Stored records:
++++++++

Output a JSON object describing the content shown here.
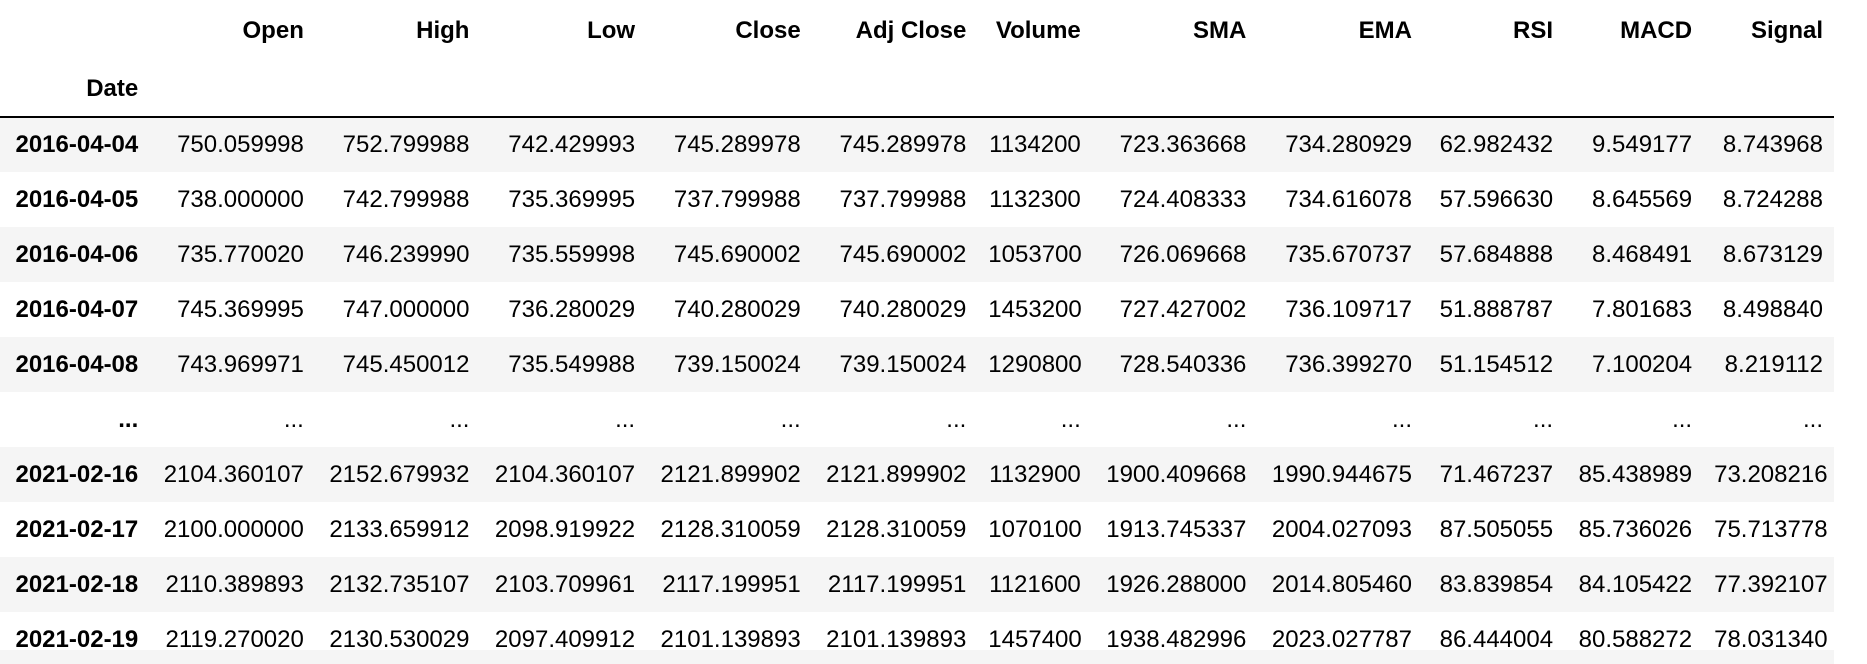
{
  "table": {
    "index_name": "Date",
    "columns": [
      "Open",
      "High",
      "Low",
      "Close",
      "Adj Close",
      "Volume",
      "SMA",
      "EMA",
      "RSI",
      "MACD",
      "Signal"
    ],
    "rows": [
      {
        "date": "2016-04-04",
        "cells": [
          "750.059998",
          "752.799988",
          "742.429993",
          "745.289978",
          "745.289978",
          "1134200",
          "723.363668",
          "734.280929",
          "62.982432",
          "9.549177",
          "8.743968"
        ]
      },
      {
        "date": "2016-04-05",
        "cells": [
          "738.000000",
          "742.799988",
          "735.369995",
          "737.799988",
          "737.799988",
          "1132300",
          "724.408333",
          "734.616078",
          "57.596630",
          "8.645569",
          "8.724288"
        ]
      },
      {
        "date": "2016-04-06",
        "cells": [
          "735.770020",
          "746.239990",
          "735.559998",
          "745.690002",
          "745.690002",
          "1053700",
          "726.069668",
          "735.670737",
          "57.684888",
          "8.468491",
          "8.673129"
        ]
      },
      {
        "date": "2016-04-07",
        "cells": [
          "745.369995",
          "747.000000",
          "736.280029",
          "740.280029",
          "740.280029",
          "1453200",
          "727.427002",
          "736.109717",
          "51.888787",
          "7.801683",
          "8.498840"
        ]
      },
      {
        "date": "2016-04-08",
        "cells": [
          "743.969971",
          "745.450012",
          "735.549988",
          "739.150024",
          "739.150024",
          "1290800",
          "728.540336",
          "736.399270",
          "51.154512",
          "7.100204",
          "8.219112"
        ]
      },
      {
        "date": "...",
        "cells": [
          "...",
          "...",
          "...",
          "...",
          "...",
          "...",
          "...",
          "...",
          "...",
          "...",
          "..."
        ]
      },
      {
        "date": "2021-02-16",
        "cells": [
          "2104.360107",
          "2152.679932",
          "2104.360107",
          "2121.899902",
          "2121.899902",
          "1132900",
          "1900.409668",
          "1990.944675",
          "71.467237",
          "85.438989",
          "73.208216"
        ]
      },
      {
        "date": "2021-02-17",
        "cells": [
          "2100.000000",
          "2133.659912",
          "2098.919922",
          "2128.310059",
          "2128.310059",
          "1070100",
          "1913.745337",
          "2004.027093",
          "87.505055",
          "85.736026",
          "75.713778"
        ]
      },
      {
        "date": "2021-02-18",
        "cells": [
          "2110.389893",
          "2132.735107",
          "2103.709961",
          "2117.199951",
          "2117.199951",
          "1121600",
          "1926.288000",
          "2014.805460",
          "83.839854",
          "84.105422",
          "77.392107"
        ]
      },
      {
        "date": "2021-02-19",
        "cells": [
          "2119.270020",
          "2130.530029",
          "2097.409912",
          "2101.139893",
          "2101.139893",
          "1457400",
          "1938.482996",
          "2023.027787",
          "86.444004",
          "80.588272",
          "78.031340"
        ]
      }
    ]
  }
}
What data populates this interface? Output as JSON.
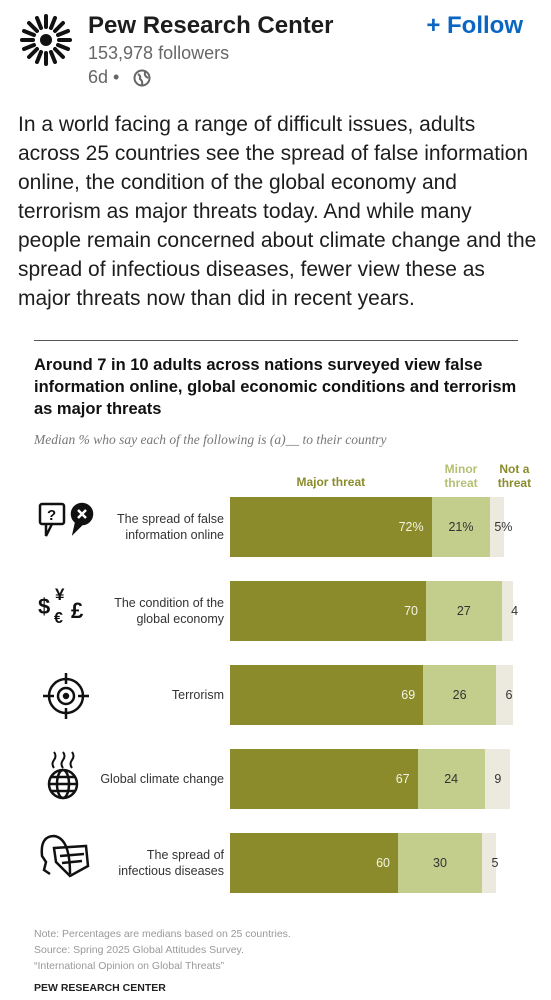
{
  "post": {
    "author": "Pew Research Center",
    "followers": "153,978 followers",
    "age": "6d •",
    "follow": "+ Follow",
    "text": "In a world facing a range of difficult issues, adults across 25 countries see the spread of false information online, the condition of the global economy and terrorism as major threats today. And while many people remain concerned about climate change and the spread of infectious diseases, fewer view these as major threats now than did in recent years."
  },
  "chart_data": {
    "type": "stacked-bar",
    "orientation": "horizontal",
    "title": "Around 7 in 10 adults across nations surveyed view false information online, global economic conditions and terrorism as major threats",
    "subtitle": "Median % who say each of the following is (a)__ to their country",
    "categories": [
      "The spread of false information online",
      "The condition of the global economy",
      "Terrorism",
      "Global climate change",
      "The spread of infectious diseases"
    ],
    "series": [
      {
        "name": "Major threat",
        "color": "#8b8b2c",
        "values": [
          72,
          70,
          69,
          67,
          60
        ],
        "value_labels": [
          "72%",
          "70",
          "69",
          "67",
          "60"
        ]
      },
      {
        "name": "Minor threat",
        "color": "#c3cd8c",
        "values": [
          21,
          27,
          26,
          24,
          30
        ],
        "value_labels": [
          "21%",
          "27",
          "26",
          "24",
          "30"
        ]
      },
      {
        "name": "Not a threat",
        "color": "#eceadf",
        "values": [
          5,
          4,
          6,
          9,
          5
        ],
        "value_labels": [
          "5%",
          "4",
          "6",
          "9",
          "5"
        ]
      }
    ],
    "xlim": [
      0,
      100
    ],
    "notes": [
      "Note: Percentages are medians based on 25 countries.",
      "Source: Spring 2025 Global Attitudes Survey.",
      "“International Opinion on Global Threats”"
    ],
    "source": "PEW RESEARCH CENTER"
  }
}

++++++++

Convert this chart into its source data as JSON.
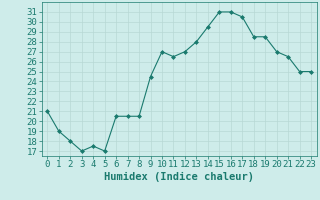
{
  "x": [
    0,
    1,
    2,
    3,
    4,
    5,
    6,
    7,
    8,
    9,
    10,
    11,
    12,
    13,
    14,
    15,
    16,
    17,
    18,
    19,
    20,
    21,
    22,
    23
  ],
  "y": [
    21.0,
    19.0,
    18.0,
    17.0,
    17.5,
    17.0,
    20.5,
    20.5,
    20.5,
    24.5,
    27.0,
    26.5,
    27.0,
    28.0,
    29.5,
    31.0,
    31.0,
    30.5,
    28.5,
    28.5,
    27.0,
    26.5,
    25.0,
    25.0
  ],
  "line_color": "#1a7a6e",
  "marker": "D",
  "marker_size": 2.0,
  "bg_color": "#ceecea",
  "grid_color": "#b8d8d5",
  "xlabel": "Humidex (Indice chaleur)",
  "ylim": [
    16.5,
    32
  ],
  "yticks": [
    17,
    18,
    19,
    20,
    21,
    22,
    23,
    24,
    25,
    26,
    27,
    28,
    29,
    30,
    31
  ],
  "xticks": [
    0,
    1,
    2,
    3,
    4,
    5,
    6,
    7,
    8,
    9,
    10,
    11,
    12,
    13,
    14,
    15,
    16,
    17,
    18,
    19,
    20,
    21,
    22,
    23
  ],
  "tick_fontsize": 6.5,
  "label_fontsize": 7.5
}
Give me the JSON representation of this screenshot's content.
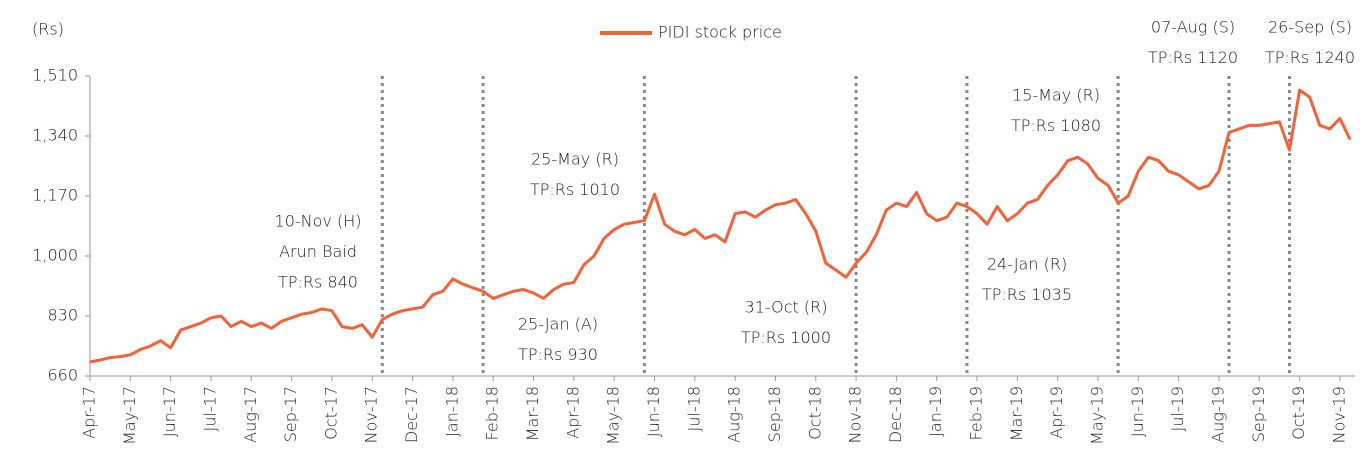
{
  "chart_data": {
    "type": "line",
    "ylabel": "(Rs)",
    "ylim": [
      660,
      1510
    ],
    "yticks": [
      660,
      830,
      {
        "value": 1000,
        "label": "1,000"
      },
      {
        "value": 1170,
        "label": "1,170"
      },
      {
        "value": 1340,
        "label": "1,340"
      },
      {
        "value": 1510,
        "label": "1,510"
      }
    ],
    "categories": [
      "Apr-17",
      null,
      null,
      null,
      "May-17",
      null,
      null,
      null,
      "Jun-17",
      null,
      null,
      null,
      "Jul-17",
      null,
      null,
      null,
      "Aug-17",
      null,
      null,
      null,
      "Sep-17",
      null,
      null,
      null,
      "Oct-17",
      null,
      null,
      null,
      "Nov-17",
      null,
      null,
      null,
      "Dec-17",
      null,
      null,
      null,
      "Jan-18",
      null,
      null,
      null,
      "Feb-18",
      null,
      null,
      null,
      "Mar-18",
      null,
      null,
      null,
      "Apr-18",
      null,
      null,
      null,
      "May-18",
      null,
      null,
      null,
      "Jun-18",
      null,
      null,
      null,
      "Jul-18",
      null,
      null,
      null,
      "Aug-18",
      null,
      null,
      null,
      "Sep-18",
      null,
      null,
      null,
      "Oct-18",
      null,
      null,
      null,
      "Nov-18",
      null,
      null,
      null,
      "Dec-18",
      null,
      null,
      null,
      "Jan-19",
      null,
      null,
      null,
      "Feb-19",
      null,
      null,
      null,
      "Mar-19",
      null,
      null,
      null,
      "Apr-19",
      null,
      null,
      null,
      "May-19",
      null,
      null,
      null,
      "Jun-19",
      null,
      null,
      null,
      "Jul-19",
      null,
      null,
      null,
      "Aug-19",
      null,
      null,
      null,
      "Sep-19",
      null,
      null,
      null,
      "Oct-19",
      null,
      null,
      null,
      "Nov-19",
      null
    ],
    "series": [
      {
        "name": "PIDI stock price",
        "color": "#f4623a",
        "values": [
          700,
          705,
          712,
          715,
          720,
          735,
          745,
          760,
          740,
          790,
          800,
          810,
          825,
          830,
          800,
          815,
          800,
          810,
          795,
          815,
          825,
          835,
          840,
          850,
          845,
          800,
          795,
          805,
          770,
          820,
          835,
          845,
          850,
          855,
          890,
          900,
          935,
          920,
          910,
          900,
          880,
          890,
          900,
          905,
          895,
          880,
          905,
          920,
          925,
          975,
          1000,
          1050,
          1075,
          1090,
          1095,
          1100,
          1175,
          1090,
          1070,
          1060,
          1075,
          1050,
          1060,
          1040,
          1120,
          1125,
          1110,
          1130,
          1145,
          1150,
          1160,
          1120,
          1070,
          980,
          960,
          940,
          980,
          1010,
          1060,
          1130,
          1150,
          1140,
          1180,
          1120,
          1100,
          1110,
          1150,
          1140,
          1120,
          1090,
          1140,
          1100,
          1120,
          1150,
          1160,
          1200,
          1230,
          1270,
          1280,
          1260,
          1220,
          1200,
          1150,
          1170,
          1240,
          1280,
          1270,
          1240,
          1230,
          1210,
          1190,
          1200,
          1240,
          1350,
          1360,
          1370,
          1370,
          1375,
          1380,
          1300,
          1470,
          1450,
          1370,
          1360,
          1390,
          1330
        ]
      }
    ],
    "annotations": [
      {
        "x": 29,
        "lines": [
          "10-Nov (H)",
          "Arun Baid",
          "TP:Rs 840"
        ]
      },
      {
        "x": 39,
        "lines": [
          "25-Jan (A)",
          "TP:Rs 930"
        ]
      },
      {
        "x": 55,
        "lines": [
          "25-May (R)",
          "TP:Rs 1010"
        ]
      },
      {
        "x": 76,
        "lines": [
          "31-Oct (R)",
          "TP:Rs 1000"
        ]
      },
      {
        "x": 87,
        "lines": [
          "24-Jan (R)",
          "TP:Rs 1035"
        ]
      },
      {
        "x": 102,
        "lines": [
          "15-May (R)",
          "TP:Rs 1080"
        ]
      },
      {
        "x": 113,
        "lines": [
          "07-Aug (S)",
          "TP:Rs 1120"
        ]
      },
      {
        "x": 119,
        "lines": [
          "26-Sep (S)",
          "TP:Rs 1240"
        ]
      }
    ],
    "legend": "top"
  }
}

++++++++

Which lines contain the word "adults"? Copy each of them.

    "text": "In a world facing a range of difficult issues, adults across 25 countries see the spread of false information online, the condition of the global economy and terrorism as major threats today. And while many people remain concerned about climate change and the spread of infectious diseases, fewer view these as major threats now than did in recent years."
    "title": "Around 7 in 10 adults across nations surveyed view false information online, global economic conditions and terrorism as major threats",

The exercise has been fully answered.